* _Exercise_:
Copy every line that mentions the word "What".

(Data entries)
· · · · · · ·
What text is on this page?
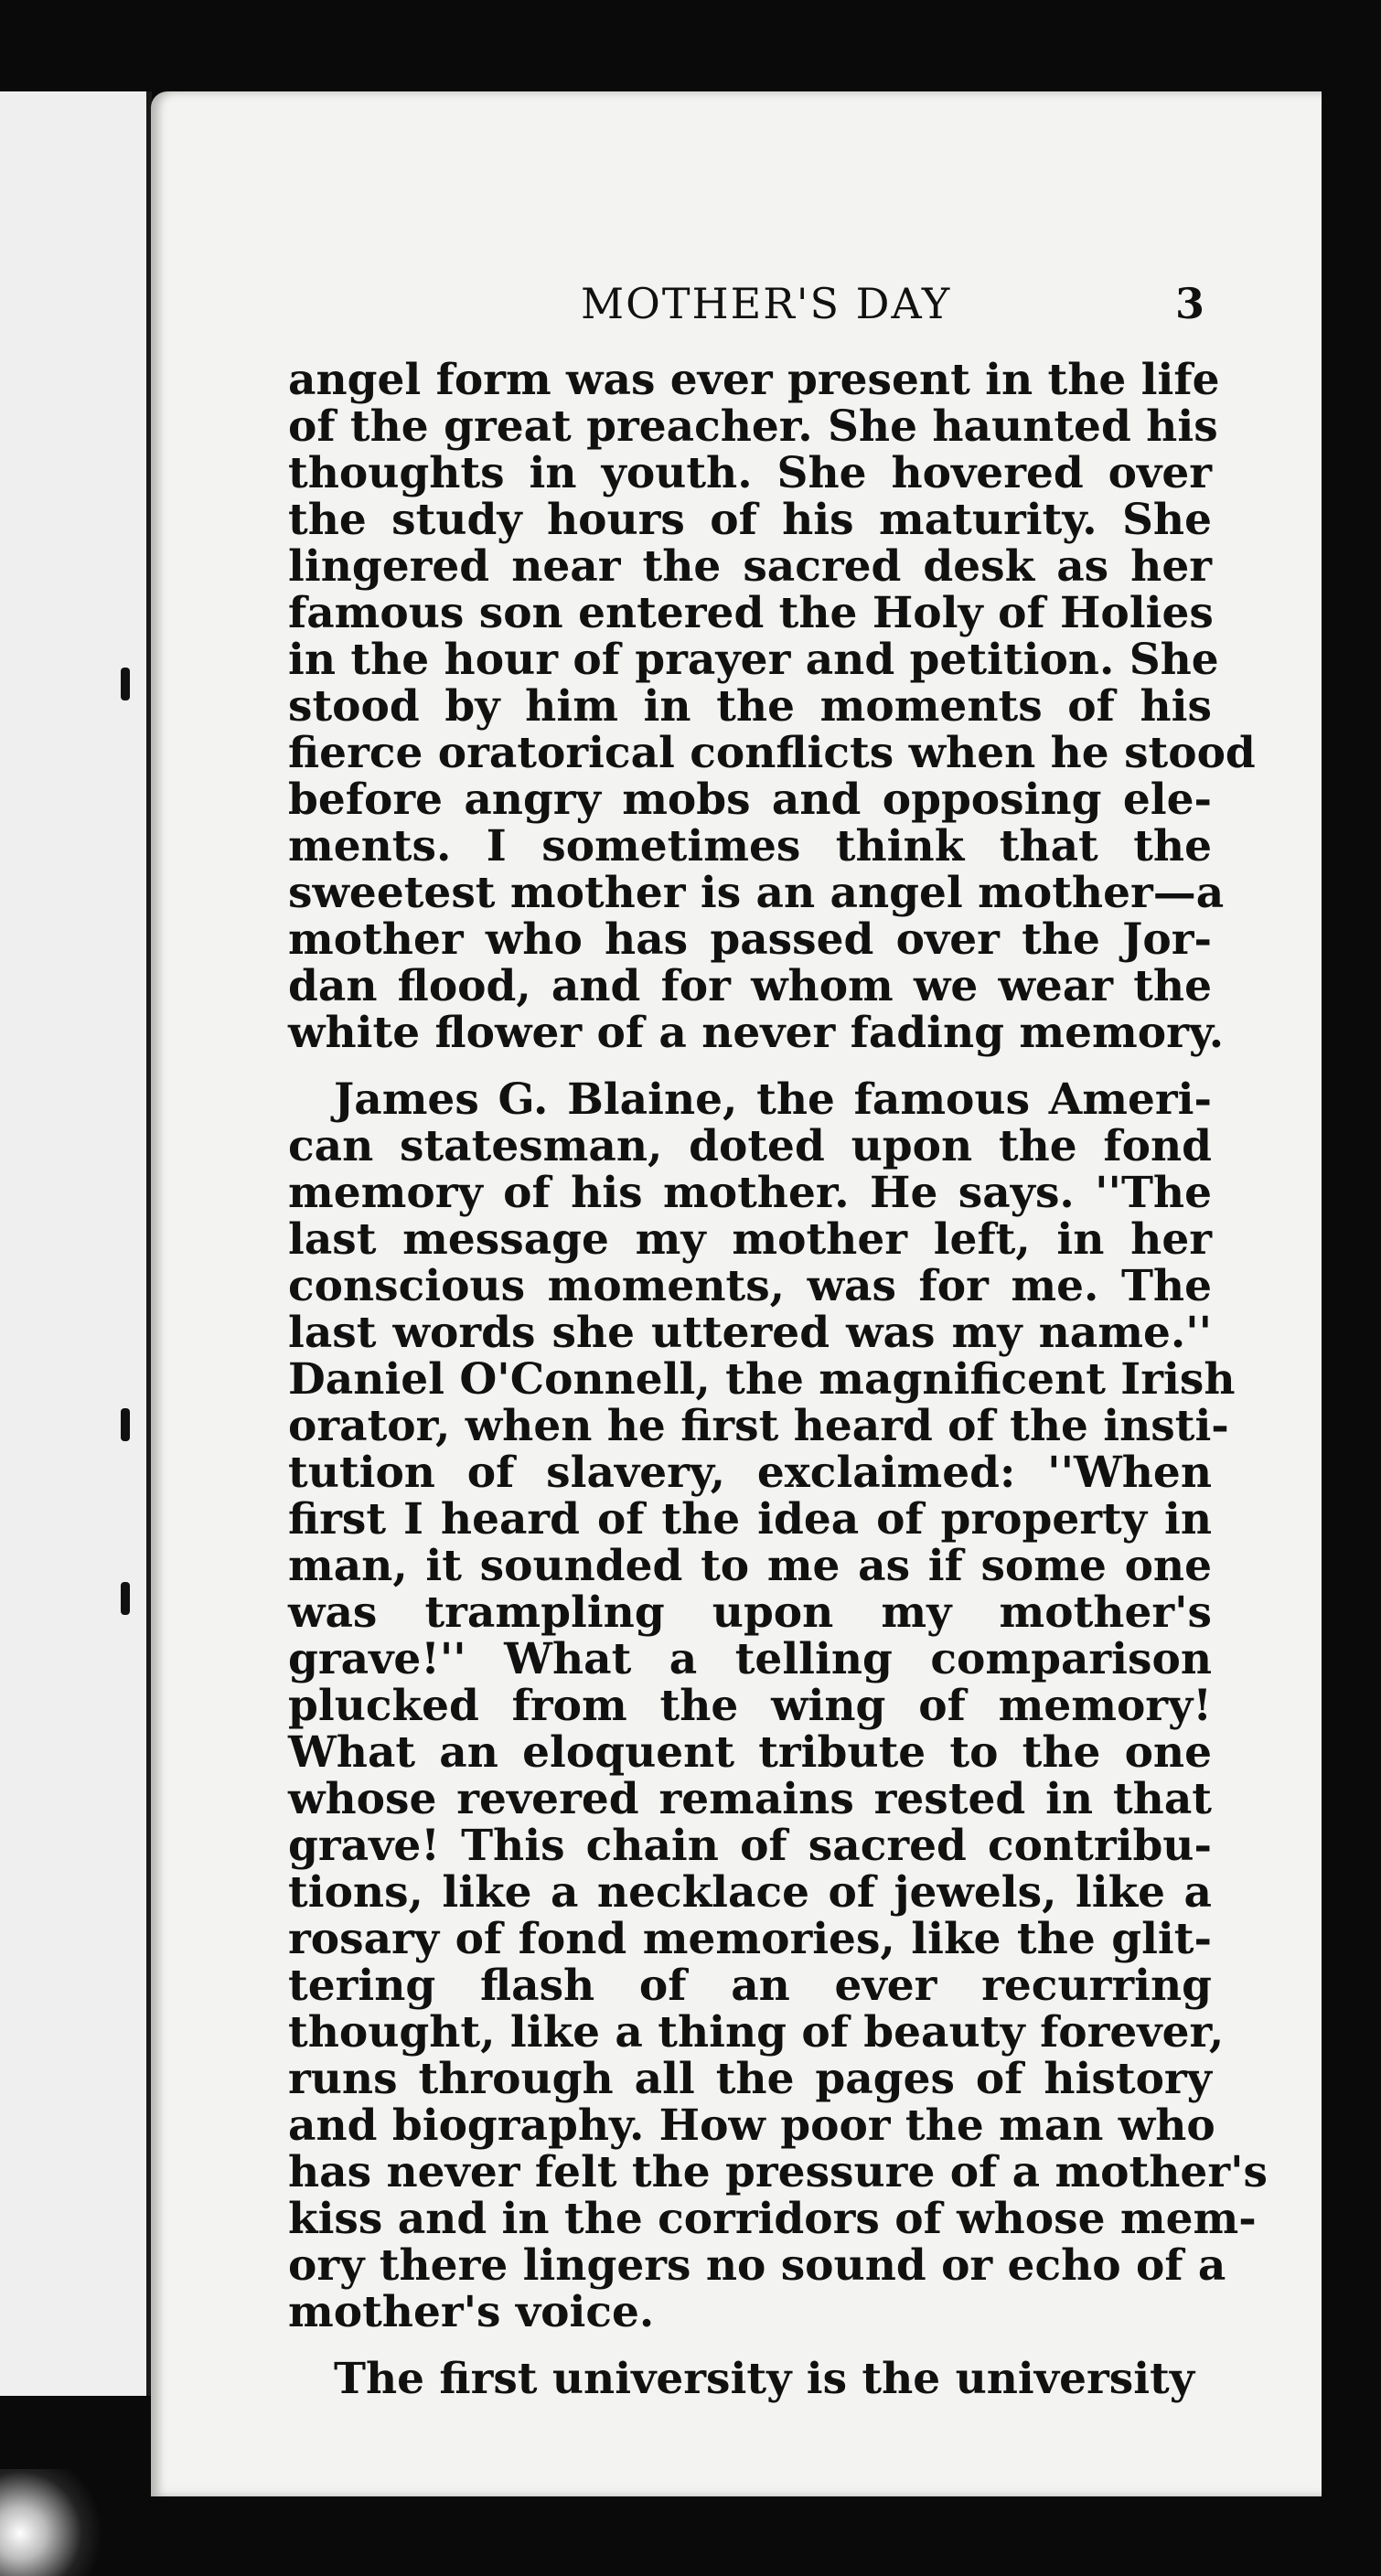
MOTHER'S DAY	3
angel form was ever present in the life
of the great preacher. She haunted his
thoughts in youth. She hovered over
the study hours of his maturity. She
lingered near the sacred desk as her
famous son entered the Holy of Holies
in the hour of prayer and petition. She
stood by him in the moments of his
fierce oratorical conflicts when he stood
before angry mobs and opposing ele-
ments. I sometimes think that the
sweetest mother is an angel mother—a
mother who has passed over the Jor-
dan flood, and for whom we wear the
white flower of a never fading memory.
James G. Blaine, the famous Ameri-
can statesman, doted upon the fond
memory of his mother. He says. ''The
last message my mother left, in her
conscious moments, was for me. The
last words she uttered was my name.''
Daniel O'Connell, the magnificent Irish
orator, when he first heard of the insti-
tution of slavery, exclaimed: ''When
first I heard of the idea of property in
man, it sounded to me as if some one
was trampling upon my mother's
grave!'' What a telling comparison
plucked from the wing of memory!
What an eloquent tribute to the one
whose revered remains rested in that
grave! This chain of sacred contribu-
tions, like a necklace of jewels, like a
rosary of fond memories, like the glit-
tering flash of an ever recurring
thought, like a thing of beauty forever,
runs through all the pages of history
and biography. How poor the man who
has never felt the pressure of a mother's
kiss and in the corridors of whose mem-
ory there lingers no sound or echo of a
mother's voice.
The first university is the university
· · · · · · ·
* _Solution to the exercise_:
What text is on this page?
grave!'' What a telling comparison
What an eloquent tribute to the one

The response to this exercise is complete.